# Records shown

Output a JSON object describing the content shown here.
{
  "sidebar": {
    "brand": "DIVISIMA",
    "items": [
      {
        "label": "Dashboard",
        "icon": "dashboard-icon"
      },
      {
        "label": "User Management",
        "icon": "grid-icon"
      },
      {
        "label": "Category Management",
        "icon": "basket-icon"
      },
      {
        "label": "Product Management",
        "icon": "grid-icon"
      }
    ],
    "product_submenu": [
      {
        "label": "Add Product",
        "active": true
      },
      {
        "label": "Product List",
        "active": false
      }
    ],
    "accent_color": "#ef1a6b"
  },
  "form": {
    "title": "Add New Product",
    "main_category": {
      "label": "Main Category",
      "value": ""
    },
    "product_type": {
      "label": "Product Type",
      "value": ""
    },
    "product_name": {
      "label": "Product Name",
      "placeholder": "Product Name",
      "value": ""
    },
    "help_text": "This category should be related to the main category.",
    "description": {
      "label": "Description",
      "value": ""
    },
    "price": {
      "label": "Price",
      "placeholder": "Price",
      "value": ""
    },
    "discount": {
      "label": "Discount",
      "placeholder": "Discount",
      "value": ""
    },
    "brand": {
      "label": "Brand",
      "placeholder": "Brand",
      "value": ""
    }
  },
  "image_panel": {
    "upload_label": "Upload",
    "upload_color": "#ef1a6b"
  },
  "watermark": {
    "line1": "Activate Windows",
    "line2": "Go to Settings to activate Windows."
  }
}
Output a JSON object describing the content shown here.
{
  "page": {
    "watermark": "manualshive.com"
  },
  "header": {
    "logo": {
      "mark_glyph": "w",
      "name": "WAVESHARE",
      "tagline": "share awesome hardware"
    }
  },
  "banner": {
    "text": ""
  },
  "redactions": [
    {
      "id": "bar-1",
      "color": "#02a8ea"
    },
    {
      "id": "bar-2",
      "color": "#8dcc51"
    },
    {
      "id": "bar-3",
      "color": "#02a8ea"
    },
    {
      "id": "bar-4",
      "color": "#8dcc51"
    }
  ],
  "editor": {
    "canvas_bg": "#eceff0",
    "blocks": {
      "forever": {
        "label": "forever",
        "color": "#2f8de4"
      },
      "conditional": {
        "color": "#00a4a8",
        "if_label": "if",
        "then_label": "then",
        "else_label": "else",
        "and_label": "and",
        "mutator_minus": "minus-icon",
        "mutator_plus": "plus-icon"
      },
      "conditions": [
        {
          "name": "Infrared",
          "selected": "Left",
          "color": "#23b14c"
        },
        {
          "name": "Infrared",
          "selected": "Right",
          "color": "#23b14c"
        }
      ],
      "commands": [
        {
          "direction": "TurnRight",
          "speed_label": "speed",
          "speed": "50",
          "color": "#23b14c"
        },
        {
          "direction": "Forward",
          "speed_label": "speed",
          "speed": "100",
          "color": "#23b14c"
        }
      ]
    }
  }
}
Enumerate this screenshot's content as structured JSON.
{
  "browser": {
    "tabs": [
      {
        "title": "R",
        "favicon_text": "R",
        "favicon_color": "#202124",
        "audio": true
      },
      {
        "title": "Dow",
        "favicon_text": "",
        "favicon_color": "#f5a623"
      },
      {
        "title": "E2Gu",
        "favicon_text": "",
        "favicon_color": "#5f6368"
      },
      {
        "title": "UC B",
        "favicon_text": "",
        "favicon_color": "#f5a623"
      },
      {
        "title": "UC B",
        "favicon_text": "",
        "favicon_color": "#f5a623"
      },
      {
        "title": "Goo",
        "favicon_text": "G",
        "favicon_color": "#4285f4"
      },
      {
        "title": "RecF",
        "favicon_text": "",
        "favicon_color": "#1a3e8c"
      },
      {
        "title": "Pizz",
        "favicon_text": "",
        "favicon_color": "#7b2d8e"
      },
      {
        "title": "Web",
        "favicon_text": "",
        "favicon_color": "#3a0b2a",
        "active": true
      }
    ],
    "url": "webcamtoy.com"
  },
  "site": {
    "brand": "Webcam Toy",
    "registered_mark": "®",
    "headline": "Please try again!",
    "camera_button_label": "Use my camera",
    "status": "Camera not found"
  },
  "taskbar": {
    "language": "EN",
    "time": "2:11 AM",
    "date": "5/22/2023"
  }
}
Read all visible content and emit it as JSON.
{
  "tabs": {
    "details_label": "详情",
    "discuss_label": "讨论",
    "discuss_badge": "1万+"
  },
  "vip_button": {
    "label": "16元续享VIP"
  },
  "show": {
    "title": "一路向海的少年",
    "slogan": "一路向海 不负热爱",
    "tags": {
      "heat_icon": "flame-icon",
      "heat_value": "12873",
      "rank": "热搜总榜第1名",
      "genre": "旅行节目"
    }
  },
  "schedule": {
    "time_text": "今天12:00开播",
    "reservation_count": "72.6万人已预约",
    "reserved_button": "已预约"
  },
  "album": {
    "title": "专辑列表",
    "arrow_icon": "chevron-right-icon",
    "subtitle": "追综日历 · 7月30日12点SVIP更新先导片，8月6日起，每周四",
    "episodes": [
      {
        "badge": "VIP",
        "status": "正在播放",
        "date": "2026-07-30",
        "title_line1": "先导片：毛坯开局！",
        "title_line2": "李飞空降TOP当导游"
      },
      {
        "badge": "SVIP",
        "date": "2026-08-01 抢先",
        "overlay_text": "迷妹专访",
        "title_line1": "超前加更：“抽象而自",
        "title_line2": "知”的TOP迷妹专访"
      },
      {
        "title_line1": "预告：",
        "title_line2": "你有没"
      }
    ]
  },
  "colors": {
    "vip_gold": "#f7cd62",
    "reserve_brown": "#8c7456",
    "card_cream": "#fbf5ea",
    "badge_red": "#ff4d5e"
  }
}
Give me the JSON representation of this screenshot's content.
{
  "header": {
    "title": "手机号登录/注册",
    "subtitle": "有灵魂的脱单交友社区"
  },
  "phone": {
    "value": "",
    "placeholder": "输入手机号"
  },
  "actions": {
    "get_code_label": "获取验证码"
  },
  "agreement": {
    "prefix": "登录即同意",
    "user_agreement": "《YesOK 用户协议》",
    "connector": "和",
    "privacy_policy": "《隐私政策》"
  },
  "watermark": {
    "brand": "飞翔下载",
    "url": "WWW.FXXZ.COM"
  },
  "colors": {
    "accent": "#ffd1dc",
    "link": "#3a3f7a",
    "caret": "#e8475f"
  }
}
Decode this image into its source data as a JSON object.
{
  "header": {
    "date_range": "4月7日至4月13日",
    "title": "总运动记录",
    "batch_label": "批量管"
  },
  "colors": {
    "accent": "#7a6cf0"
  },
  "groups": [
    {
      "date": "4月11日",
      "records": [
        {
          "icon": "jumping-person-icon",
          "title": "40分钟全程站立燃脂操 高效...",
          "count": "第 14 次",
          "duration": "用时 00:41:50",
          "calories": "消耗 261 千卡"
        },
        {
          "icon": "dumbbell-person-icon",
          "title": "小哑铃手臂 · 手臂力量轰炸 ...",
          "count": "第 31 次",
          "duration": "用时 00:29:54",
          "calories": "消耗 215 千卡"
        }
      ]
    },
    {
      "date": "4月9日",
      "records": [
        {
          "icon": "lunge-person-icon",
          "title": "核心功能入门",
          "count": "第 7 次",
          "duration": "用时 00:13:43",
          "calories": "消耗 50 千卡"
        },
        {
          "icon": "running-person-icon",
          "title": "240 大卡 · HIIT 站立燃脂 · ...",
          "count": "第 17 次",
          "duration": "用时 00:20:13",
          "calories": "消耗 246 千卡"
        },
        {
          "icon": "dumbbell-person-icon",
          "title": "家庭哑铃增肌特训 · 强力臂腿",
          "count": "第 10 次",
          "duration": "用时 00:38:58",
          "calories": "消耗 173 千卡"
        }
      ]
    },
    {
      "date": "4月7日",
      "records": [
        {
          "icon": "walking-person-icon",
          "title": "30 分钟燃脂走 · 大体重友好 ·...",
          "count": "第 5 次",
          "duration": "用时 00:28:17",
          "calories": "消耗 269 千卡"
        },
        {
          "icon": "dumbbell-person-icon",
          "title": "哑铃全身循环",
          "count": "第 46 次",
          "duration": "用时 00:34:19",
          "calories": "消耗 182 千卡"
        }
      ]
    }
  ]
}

# Written instruction
Show all lines in the entries above where the string "speed" appears.

# The answer
          "speed_label": "speed",
          "speed": "50",
          "speed_label": "speed",
          "speed": "100",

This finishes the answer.